**EXERCISE DESCRIPTION**. An exact copy of every record is needed.

━━━ MATERIAL SHOWN

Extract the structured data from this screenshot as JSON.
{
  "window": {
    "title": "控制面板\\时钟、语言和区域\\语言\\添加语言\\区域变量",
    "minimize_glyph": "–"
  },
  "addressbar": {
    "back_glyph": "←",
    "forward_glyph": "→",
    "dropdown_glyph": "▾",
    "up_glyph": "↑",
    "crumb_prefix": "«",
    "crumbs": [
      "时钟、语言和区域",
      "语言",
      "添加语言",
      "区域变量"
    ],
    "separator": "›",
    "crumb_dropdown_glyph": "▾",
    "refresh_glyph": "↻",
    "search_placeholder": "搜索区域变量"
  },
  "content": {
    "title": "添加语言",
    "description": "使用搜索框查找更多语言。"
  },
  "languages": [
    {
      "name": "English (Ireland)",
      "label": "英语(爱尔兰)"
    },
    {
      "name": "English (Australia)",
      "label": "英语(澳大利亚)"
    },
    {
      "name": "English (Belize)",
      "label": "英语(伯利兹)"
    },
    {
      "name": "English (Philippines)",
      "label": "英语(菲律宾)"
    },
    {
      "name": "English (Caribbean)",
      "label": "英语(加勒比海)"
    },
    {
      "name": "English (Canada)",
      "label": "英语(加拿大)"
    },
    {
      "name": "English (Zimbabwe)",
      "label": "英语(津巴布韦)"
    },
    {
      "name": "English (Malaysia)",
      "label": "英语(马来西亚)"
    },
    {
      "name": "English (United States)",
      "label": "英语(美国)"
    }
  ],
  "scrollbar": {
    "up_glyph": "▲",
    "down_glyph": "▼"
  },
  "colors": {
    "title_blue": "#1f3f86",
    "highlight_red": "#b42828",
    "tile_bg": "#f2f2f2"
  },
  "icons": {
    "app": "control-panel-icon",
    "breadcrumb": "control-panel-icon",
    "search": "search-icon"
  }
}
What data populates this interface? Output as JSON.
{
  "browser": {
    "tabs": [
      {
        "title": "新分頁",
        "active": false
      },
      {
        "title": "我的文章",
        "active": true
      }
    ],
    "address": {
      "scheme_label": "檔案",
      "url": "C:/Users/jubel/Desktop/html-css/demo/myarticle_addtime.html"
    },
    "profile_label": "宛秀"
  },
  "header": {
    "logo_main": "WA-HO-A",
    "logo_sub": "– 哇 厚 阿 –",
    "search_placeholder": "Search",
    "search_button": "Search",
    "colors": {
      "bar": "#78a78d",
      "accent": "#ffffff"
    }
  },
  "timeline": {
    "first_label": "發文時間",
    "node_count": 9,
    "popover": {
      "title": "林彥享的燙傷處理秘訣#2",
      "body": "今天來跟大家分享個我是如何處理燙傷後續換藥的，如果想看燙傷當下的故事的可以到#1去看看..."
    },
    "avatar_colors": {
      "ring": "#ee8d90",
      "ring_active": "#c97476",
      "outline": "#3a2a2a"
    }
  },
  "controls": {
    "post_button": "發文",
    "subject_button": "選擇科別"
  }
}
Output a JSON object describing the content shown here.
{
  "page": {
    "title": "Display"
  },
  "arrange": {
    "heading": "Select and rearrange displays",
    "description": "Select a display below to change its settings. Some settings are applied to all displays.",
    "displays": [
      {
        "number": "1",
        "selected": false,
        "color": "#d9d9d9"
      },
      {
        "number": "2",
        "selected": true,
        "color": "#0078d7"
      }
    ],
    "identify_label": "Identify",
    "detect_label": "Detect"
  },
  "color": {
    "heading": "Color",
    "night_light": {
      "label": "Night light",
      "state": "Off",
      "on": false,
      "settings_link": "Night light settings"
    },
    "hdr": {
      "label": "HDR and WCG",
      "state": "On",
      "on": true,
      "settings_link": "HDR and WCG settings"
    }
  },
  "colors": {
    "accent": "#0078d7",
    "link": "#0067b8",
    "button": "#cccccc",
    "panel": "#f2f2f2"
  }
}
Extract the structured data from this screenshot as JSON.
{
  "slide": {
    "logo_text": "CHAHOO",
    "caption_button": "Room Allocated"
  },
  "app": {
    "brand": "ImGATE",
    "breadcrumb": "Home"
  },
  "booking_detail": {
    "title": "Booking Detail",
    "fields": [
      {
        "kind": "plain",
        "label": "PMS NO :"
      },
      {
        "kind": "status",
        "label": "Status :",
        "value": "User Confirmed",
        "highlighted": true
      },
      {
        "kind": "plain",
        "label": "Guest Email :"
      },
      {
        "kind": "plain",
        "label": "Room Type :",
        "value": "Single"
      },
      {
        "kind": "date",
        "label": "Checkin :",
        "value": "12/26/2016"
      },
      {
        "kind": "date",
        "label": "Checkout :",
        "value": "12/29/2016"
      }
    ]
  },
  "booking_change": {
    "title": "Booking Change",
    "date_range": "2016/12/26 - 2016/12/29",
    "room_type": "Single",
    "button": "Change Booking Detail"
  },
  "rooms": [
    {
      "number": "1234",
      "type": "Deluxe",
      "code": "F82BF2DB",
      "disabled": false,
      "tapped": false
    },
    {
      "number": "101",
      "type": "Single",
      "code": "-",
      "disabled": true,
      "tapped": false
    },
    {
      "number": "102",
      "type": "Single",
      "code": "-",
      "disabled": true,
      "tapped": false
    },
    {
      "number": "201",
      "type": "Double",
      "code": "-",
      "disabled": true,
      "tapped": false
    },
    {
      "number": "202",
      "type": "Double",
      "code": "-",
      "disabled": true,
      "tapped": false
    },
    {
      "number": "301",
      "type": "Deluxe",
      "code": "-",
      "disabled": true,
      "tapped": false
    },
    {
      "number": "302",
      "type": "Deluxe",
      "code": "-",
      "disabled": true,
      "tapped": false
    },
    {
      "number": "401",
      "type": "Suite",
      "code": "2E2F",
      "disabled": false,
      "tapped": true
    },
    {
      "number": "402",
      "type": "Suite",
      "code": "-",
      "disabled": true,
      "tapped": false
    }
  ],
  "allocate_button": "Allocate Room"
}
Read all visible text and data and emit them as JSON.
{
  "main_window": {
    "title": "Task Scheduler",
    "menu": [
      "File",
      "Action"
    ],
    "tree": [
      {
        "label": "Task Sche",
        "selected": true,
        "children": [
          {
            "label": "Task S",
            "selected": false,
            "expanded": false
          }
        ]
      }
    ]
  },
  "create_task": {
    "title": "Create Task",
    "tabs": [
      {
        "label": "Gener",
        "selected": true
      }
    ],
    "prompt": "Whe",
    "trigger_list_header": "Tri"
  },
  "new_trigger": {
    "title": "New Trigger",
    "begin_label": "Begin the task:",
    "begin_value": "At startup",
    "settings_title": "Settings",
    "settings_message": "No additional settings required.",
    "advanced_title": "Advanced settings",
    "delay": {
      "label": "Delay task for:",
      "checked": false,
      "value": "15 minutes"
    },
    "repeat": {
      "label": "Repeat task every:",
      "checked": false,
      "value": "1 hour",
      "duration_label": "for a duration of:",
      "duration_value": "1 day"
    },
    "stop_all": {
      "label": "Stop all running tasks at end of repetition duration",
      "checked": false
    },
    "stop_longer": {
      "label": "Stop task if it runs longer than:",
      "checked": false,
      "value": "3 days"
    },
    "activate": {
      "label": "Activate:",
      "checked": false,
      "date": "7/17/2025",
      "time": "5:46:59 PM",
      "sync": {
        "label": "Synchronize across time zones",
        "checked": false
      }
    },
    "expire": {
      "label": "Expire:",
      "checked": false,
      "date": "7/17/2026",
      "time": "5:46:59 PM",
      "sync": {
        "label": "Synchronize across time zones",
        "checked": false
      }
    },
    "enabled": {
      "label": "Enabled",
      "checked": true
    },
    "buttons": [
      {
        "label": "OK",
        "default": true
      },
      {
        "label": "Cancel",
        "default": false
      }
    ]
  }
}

━━━━━━

**PROBLEM SOLUTION**.
Extract the structured data from this screenshot as JSON.
{
  "window": {
    "title": "控制面板\\时钟、语言和区域\\语言\\添加语言\\区域变量",
    "minimize_glyph": "–"
  },
  "addressbar": {
    "back_glyph": "←",
    "forward_glyph": "→",
    "dropdown_glyph": "▾",
    "up_glyph": "↑",
    "crumb_prefix": "«",
    "crumbs": [
      "时钟、语言和区域",
      "语言",
      "添加语言",
      "区域变量"
    ],
    "separator": "›",
    "crumb_dropdown_glyph": "▾",
    "refresh_glyph": "↻",
    "search_placeholder": "搜索区域变量"
  },
  "content": {
    "title": "添加语言",
    "description": "使用搜索框查找更多语言。"
  },
  "languages": [
    {
      "name": "English (Ireland)",
      "label": "英语(爱尔兰)"
    },
    {
      "name": "English (Australia)",
      "label": "英语(澳大利亚)"
    },
    {
      "name": "English (Belize)",
      "label": "英语(伯利兹)"
    },
    {
      "name": "English (Philippines)",
      "label": "英语(菲律宾)"
    },
    {
      "name": "English (Caribbean)",
      "label": "英语(加勒比海)"
    },
    {
      "name": "English (Canada)",
      "label": "英语(加拿大)"
    },
    {
      "name": "English (Zimbabwe)",
      "label": "英语(津巴布韦)"
    },
    {
      "name": "English (Malaysia)",
      "label": "英语(马来西亚)"
    },
    {
      "name": "English (United States)",
      "label": "英语(美国)"
    }
  ],
  "scrollbar": {
    "up_glyph": "▲",
    "down_glyph": "▼"
  },
  "colors": {
    "title_blue": "#1f3f86",
    "highlight_red": "#b42828",
    "tile_bg": "#f2f2f2"
  },
  "icons": {
    "app": "control-panel-icon",
    "breadcrumb": "control-panel-icon",
    "search": "search-icon"
  }
}
What data populates this interface? Output as JSON.
{
  "browser": {
    "tabs": [
      {
        "title": "新分頁",
        "active": false
      },
      {
        "title": "我的文章",
        "active": true
      }
    ],
    "address": {
      "scheme_label": "檔案",
      "url": "C:/Users/jubel/Desktop/html-css/demo/myarticle_addtime.html"
    },
    "profile_label": "宛秀"
  },
  "header": {
    "logo_main": "WA-HO-A",
    "logo_sub": "– 哇 厚 阿 –",
    "search_placeholder": "Search",
    "search_button": "Search",
    "colors": {
      "bar": "#78a78d",
      "accent": "#ffffff"
    }
  },
  "timeline": {
    "first_label": "發文時間",
    "node_count": 9,
    "popover": {
      "title": "林彥享的燙傷處理秘訣#2",
      "body": "今天來跟大家分享個我是如何處理燙傷後續換藥的，如果想看燙傷當下的故事的可以到#1去看看..."
    },
    "avatar_colors": {
      "ring": "#ee8d90",
      "ring_active": "#c97476",
      "outline": "#3a2a2a"
    }
  },
  "controls": {
    "post_button": "發文",
    "subject_button": "選擇科別"
  }
}
Output a JSON object describing the content shown here.
{
  "page": {
    "title": "Display"
  },
  "arrange": {
    "heading": "Select and rearrange displays",
    "description": "Select a display below to change its settings. Some settings are applied to all displays.",
    "displays": [
      {
        "number": "1",
        "selected": false,
        "color": "#d9d9d9"
      },
      {
        "number": "2",
        "selected": true,
        "color": "#0078d7"
      }
    ],
    "identify_label": "Identify",
    "detect_label": "Detect"
  },
  "color": {
    "heading": "Color",
    "night_light": {
      "label": "Night light",
      "state": "Off",
      "on": false,
      "settings_link": "Night light settings"
    },
    "hdr": {
      "label": "HDR and WCG",
      "state": "On",
      "on": true,
      "settings_link": "HDR and WCG settings"
    }
  },
  "colors": {
    "accent": "#0078d7",
    "link": "#0067b8",
    "button": "#cccccc",
    "panel": "#f2f2f2"
  }
}
Extract the structured data from this screenshot as JSON.
{
  "slide": {
    "logo_text": "CHAHOO",
    "caption_button": "Room Allocated"
  },
  "app": {
    "brand": "ImGATE",
    "breadcrumb": "Home"
  },
  "booking_detail": {
    "title": "Booking Detail",
    "fields": [
      {
        "kind": "plain",
        "label": "PMS NO :"
      },
      {
        "kind": "status",
        "label": "Status :",
        "value": "User Confirmed",
        "highlighted": true
      },
      {
        "kind": "plain",
        "label": "Guest Email :"
      },
      {
        "kind": "plain",
        "label": "Room Type :",
        "value": "Single"
      },
      {
        "kind": "date",
        "label": "Checkin :",
        "value": "12/26/2016"
      },
      {
        "kind": "date",
        "label": "Checkout :",
        "value": "12/29/2016"
      }
    ]
  },
  "booking_change": {
    "title": "Booking Change",
    "date_range": "2016/12/26 - 2016/12/29",
    "room_type": "Single",
    "button": "Change Booking Detail"
  },
  "rooms": [
    {
      "number": "1234",
      "type": "Deluxe",
      "code": "F82BF2DB",
      "disabled": false,
      "tapped": false
    },
    {
      "number": "101",
      "type": "Single",
      "code": "-",
      "disabled": true,
      "tapped": false
    },
    {
      "number": "102",
      "type": "Single",
      "code": "-",
      "disabled": true,
      "tapped": false
    },
    {
      "number": "201",
      "type": "Double",
      "code": "-",
      "disabled": true,
      "tapped": false
    },
    {
      "number": "202",
      "type": "Double",
      "code": "-",
      "disabled": true,
      "tapped": false
    },
    {
      "number": "301",
      "type": "Deluxe",
      "code": "-",
      "disabled": true,
      "tapped": false
    },
    {
      "number": "302",
      "type": "Deluxe",
      "code": "-",
      "disabled": true,
      "tapped": false
    },
    {
      "number": "401",
      "type": "Suite",
      "code": "2E2F",
      "disabled": false,
      "tapped": true
    },
    {
      "number": "402",
      "type": "Suite",
      "code": "-",
      "disabled": true,
      "tapped": false
    }
  ],
  "allocate_button": "Allocate Room"
}
Read all visible text and data and emit them as JSON.
{
  "main_window": {
    "title": "Task Scheduler",
    "menu": [
      "File",
      "Action"
    ],
    "tree": [
      {
        "label": "Task Sche",
        "selected": true,
        "children": [
          {
            "label": "Task S",
            "selected": false,
            "expanded": false
          }
        ]
      }
    ]
  },
  "create_task": {
    "title": "Create Task",
    "tabs": [
      {
        "label": "Gener",
        "selected": true
      }
    ],
    "prompt": "Whe",
    "trigger_list_header": "Tri"
  },
  "new_trigger": {
    "title": "New Trigger",
    "begin_label": "Begin the task:",
    "begin_value": "At startup",
    "settings_title": "Settings",
    "settings_message": "No additional settings required.",
    "advanced_title": "Advanced settings",
    "delay": {
      "label": "Delay task for:",
      "checked": false,
      "value": "15 minutes"
    },
    "repeat": {
      "label": "Repeat task every:",
      "checked": false,
      "value": "1 hour",
      "duration_label": "for a duration of:",
      "duration_value": "1 day"
    },
    "stop_all": {
      "label": "Stop all running tasks at end of repetition duration",
      "checked": false
    },
    "stop_longer": {
      "label": "Stop task if it runs longer than:",
      "checked": false,
      "value": "3 days"
    },
    "activate": {
      "label": "Activate:",
      "checked": false,
      "date": "7/17/2025",
      "time": "5:46:59 PM",
      "sync": {
        "label": "Synchronize across time zones",
        "checked": false
      }
    },
    "expire": {
      "label": "Expire:",
      "checked": false,
      "date": "7/17/2026",
      "time": "5:46:59 PM",
      "sync": {
        "label": "Synchronize across time zones",
        "checked": false
      }
    },
    "enabled": {
      "label": "Enabled",
      "checked": true
    },
    "buttons": [
      {
        "label": "OK",
        "default": true
      },
      {
        "label": "Cancel",
        "default": false
      }
    ]
  }
}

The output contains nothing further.